Transcribe every line, keeping it exact.

----- DATASET

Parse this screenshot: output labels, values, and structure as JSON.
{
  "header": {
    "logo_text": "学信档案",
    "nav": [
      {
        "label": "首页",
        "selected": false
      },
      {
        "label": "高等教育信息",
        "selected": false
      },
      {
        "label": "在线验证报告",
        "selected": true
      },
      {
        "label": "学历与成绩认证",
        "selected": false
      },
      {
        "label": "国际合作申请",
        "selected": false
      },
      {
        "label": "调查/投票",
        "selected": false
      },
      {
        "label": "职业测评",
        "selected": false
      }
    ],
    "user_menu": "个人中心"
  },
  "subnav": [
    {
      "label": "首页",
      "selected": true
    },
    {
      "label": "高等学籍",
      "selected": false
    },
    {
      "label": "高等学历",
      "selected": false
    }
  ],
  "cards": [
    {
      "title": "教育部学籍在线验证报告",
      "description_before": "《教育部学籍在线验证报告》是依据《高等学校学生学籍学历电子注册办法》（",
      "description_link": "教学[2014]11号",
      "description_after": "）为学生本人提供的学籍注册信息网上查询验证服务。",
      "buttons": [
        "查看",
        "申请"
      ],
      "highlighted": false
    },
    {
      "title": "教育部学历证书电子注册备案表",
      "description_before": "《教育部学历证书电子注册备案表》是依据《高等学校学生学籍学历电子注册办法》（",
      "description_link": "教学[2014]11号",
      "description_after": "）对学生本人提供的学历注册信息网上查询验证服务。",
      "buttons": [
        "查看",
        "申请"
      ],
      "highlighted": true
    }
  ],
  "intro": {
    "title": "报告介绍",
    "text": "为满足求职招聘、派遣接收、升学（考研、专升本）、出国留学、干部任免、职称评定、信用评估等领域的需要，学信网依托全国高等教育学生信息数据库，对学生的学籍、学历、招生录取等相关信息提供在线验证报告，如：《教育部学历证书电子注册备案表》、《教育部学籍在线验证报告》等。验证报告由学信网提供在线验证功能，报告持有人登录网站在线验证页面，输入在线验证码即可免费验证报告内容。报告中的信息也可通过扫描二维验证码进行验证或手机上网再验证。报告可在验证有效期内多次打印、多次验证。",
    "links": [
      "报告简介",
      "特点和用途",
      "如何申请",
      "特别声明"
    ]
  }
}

----------

= SOLUTION FOR THIS PROBLEM =
Parse this screenshot: output labels, values, and structure as JSON.
{
  "header": {
    "logo_text": "学信档案",
    "nav": [
      {
        "label": "首页",
        "selected": false
      },
      {
        "label": "高等教育信息",
        "selected": false
      },
      {
        "label": "在线验证报告",
        "selected": true
      },
      {
        "label": "学历与成绩认证",
        "selected": false
      },
      {
        "label": "国际合作申请",
        "selected": false
      },
      {
        "label": "调查/投票",
        "selected": false
      },
      {
        "label": "职业测评",
        "selected": false
      }
    ],
    "user_menu": "个人中心"
  },
  "subnav": [
    {
      "label": "首页",
      "selected": true
    },
    {
      "label": "高等学籍",
      "selected": false
    },
    {
      "label": "高等学历",
      "selected": false
    }
  ],
  "cards": [
    {
      "title": "教育部学籍在线验证报告",
      "description_before": "《教育部学籍在线验证报告》是依据《高等学校学生学籍学历电子注册办法》（",
      "description_link": "教学[2014]11号",
      "description_after": "）为学生本人提供的学籍注册信息网上查询验证服务。",
      "buttons": [
        "查看",
        "申请"
      ],
      "highlighted": false
    },
    {
      "title": "教育部学历证书电子注册备案表",
      "description_before": "《教育部学历证书电子注册备案表》是依据《高等学校学生学籍学历电子注册办法》（",
      "description_link": "教学[2014]11号",
      "description_after": "）对学生本人提供的学历注册信息网上查询验证服务。",
      "buttons": [
        "查看",
        "申请"
      ],
      "highlighted": true
    }
  ],
  "intro": {
    "title": "报告介绍",
    "text": "为满足求职招聘、派遣接收、升学（考研、专升本）、出国留学、干部任免、职称评定、信用评估等领域的需要，学信网依托全国高等教育学生信息数据库，对学生的学籍、学历、招生录取等相关信息提供在线验证报告，如：《教育部学历证书电子注册备案表》、《教育部学籍在线验证报告》等。验证报告由学信网提供在线验证功能，报告持有人登录网站在线验证页面，输入在线验证码即可免费验证报告内容。报告中的信息也可通过扫描二维验证码进行验证或手机上网再验证。报告可在验证有效期内多次打印、多次验证。",
    "links": [
      "报告简介",
      "特点和用途",
      "如何申请",
      "特别声明"
    ]
  }
}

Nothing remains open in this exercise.